Dataset entries
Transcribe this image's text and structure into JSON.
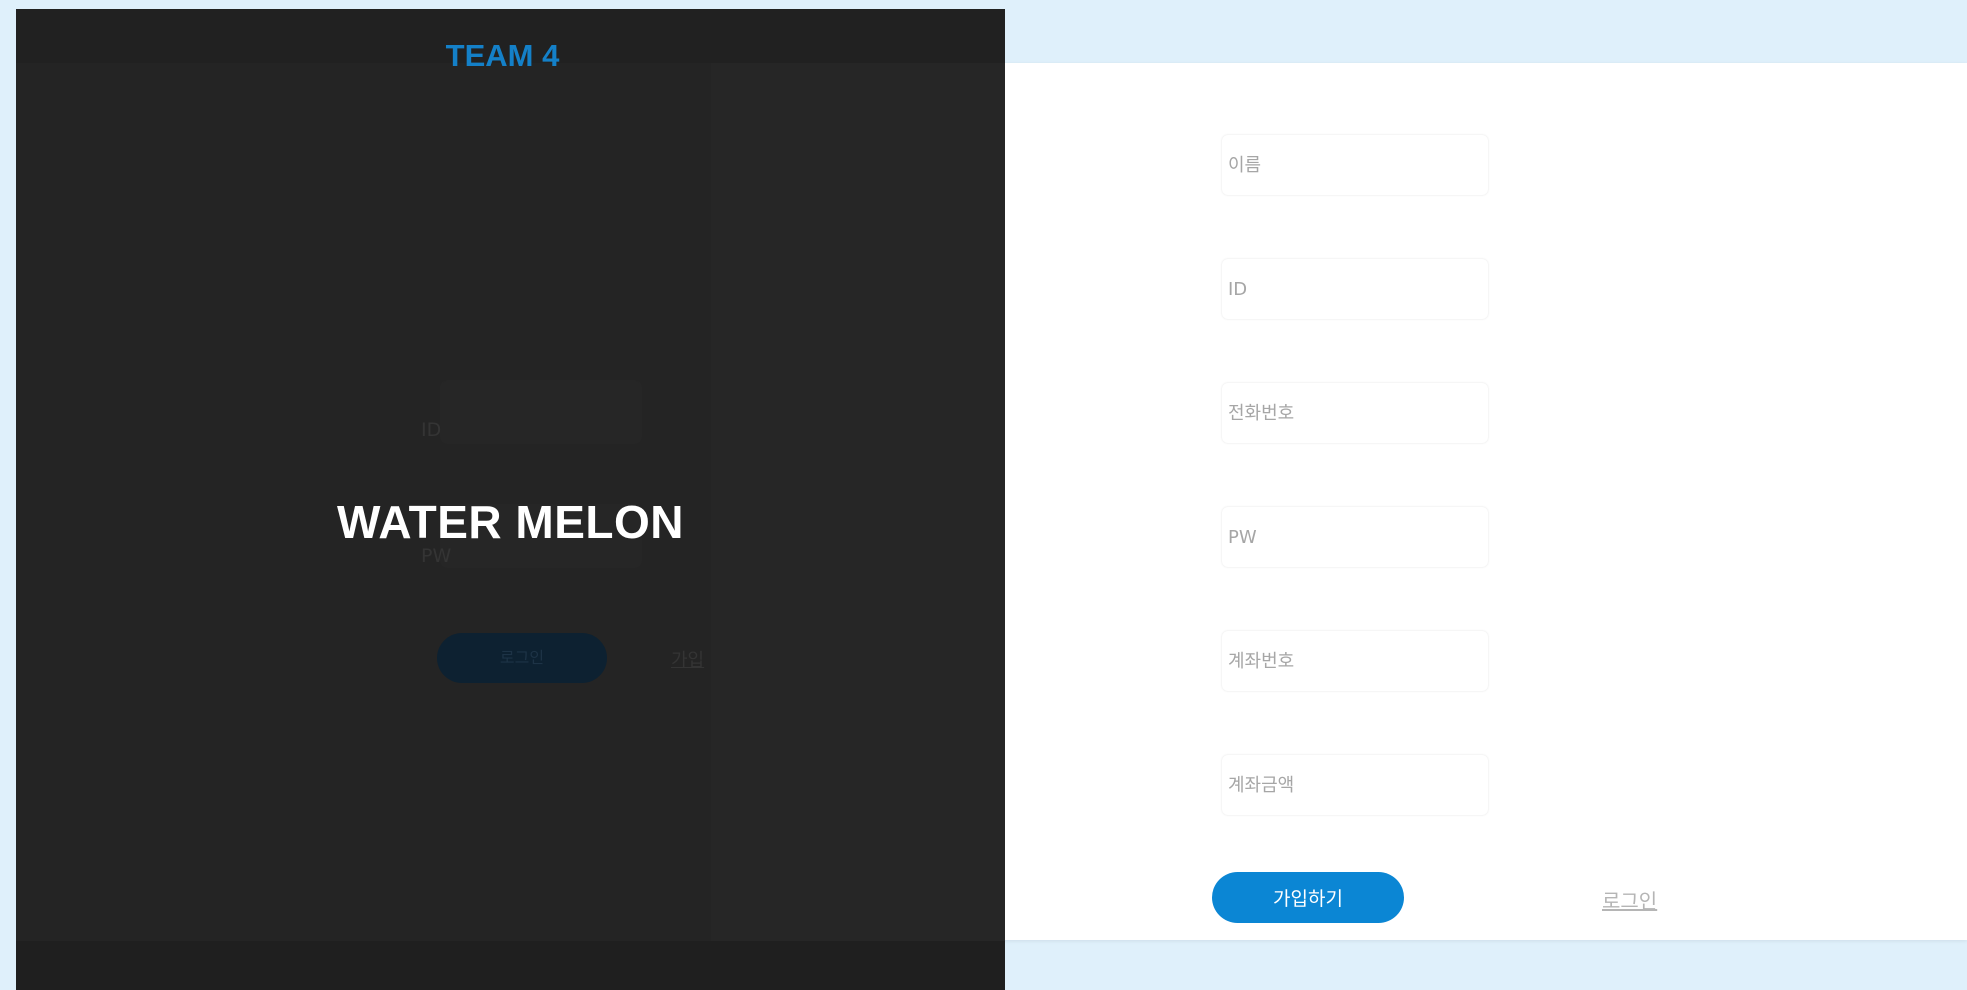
{
  "signup": {
    "fields": [
      {
        "placeholder": "이름"
      },
      {
        "placeholder": "ID"
      },
      {
        "placeholder": "전화번호"
      },
      {
        "placeholder": "PW"
      },
      {
        "placeholder": "계좌번호"
      },
      {
        "placeholder": "계좌금액"
      }
    ],
    "join_button": "가입하기",
    "login_link": "로그인"
  },
  "overlay": {
    "team_title": "TEAM 4",
    "brand_name": "WATER MELON",
    "ghost_login": {
      "id_label": "ID",
      "pw_label": "PW",
      "login_button": "로그인",
      "signup_link": "가입"
    }
  },
  "colors": {
    "page_bg": "#dff0fb",
    "overlay_bg": "#242424",
    "accent": "#0b86d4",
    "team_title": "#1480c8"
  }
}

Instructions to follow
Set down the complete material exactly, but do not include the images.

Finished task
Transcribe this image's text and structure into JSON.
{
  "signup": {
    "fields": [
      {
        "placeholder": "이름"
      },
      {
        "placeholder": "ID"
      },
      {
        "placeholder": "전화번호"
      },
      {
        "placeholder": "PW"
      },
      {
        "placeholder": "계좌번호"
      },
      {
        "placeholder": "계좌금액"
      }
    ],
    "join_button": "가입하기",
    "login_link": "로그인"
  },
  "overlay": {
    "team_title": "TEAM 4",
    "brand_name": "WATER MELON",
    "ghost_login": {
      "id_label": "ID",
      "pw_label": "PW",
      "login_button": "로그인",
      "signup_link": "가입"
    }
  },
  "colors": {
    "page_bg": "#dff0fb",
    "overlay_bg": "#242424",
    "accent": "#0b86d4",
    "team_title": "#1480c8"
  }
}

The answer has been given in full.